[WRITTEN INSTRUCTION]
Identify all lines of the data containing the string "ymax" and copy them.

(Extracted data entries)

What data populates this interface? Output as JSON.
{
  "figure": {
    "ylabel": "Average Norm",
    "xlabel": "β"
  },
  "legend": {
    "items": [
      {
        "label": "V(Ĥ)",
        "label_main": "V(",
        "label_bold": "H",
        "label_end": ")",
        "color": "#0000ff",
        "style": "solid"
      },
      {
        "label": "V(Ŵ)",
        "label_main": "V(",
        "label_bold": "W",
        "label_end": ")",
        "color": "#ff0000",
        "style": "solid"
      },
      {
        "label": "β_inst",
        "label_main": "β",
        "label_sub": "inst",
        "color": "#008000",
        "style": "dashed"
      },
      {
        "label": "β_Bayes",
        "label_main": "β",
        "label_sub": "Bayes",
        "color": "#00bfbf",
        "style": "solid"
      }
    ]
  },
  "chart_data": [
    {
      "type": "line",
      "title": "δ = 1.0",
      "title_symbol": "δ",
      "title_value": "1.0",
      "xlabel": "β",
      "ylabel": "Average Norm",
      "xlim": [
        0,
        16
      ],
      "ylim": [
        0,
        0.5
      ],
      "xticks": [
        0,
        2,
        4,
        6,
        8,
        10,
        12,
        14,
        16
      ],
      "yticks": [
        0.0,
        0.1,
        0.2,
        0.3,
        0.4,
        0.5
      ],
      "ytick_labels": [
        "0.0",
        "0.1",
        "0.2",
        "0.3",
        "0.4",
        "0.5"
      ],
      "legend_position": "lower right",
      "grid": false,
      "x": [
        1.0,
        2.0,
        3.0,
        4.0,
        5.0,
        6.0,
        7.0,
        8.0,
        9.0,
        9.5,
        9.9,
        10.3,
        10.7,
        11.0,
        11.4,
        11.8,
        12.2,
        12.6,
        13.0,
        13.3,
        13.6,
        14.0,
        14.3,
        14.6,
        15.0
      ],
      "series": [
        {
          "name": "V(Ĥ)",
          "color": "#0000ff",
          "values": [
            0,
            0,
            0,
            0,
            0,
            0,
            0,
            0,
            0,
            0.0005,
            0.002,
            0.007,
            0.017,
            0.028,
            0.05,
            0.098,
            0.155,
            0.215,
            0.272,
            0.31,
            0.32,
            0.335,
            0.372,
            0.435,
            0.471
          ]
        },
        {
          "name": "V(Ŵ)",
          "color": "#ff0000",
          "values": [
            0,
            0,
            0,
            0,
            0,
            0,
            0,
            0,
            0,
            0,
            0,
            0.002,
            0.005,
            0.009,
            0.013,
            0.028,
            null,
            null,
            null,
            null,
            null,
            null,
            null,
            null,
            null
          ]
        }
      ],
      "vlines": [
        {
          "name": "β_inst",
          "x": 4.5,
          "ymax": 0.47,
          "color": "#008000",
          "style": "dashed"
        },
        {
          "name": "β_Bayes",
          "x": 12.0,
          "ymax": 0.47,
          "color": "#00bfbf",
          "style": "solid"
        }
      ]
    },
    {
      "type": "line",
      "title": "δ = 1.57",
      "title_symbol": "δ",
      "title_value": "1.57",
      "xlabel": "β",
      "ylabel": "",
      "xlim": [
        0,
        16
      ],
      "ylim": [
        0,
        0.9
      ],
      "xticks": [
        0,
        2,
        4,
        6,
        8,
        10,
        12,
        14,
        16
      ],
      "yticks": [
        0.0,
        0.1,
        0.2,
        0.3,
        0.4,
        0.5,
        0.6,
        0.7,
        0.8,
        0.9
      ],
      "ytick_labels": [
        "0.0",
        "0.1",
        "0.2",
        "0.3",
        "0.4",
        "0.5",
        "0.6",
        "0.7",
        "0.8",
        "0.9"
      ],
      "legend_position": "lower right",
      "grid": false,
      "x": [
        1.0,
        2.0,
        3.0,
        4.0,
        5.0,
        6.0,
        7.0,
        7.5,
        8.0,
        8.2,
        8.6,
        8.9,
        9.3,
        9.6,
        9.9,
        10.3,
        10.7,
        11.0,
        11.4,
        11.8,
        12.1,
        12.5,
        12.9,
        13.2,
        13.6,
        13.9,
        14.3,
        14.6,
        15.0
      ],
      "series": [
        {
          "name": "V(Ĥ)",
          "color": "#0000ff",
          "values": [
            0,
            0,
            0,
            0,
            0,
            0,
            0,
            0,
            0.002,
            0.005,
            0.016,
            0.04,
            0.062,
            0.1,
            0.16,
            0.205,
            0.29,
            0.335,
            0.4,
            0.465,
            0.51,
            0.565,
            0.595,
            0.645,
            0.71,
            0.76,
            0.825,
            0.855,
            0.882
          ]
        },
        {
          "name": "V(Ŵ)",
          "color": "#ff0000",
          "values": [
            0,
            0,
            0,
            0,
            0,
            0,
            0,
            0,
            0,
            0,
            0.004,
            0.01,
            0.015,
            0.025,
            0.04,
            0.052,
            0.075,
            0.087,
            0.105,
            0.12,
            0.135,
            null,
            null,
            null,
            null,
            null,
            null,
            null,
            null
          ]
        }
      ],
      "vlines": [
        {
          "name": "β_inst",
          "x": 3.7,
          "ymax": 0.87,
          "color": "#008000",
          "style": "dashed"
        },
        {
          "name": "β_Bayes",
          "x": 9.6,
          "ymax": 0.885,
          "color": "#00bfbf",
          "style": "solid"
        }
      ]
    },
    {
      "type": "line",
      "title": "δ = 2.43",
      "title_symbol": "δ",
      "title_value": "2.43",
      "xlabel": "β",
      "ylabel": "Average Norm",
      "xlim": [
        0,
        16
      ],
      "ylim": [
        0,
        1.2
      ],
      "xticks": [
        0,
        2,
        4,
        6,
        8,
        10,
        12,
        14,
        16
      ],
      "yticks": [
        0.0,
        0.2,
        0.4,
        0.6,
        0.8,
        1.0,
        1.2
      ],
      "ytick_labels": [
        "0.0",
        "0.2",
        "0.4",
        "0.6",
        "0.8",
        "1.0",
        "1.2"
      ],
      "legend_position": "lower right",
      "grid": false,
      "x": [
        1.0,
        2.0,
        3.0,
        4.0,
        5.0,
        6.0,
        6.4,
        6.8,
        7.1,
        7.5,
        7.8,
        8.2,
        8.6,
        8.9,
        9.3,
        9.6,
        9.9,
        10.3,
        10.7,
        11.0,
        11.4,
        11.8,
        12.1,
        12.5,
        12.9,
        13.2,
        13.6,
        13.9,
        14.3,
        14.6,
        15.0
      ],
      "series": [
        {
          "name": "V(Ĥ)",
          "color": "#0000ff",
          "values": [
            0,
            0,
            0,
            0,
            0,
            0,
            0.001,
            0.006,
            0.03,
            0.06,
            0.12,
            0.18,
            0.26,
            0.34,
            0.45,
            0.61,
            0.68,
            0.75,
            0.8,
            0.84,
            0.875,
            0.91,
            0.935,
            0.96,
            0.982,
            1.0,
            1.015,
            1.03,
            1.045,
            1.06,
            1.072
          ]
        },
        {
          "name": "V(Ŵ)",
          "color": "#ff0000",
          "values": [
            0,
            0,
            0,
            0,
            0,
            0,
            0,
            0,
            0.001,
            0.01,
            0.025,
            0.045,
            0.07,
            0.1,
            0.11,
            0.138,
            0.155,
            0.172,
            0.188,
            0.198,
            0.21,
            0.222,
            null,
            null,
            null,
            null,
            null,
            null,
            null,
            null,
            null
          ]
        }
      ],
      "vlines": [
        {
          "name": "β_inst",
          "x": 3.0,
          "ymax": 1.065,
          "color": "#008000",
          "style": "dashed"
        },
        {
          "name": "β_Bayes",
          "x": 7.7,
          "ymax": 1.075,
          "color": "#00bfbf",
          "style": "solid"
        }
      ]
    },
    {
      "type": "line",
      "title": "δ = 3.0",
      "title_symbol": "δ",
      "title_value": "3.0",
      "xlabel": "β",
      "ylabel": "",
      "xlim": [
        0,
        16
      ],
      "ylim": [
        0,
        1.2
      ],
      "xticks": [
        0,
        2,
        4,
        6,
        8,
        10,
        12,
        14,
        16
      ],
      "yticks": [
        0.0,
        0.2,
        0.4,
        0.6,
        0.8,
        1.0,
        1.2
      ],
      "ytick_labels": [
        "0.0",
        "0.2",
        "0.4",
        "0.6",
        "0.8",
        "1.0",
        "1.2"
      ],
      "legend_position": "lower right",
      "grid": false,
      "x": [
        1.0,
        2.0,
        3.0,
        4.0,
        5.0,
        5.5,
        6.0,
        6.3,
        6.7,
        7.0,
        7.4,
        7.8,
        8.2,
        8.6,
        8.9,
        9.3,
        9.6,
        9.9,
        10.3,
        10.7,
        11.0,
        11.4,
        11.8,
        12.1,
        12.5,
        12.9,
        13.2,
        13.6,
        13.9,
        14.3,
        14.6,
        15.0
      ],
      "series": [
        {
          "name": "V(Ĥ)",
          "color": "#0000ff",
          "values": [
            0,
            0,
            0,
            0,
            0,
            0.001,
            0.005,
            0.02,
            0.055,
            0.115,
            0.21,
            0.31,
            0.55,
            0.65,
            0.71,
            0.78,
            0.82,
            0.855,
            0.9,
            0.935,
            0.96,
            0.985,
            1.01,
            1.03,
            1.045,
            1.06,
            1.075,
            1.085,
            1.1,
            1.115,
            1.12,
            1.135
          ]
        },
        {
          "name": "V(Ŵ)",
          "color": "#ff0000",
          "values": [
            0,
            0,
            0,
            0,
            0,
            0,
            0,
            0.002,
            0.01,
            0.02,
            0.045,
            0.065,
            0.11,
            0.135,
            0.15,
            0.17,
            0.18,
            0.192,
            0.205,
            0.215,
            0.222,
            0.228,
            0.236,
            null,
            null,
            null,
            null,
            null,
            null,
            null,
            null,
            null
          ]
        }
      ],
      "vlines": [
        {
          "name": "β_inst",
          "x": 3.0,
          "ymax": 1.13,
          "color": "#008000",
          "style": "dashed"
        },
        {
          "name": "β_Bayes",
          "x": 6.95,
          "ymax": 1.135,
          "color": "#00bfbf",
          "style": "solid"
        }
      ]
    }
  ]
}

[SOLUTION TO THIS EXERCISE]
          "ymax": 0.47,
          "ymax": 0.47,
          "ymax": 0.87,
          "ymax": 0.885,
          "ymax": 1.065,
          "ymax": 1.075,
          "ymax": 1.13,
          "ymax": 1.135,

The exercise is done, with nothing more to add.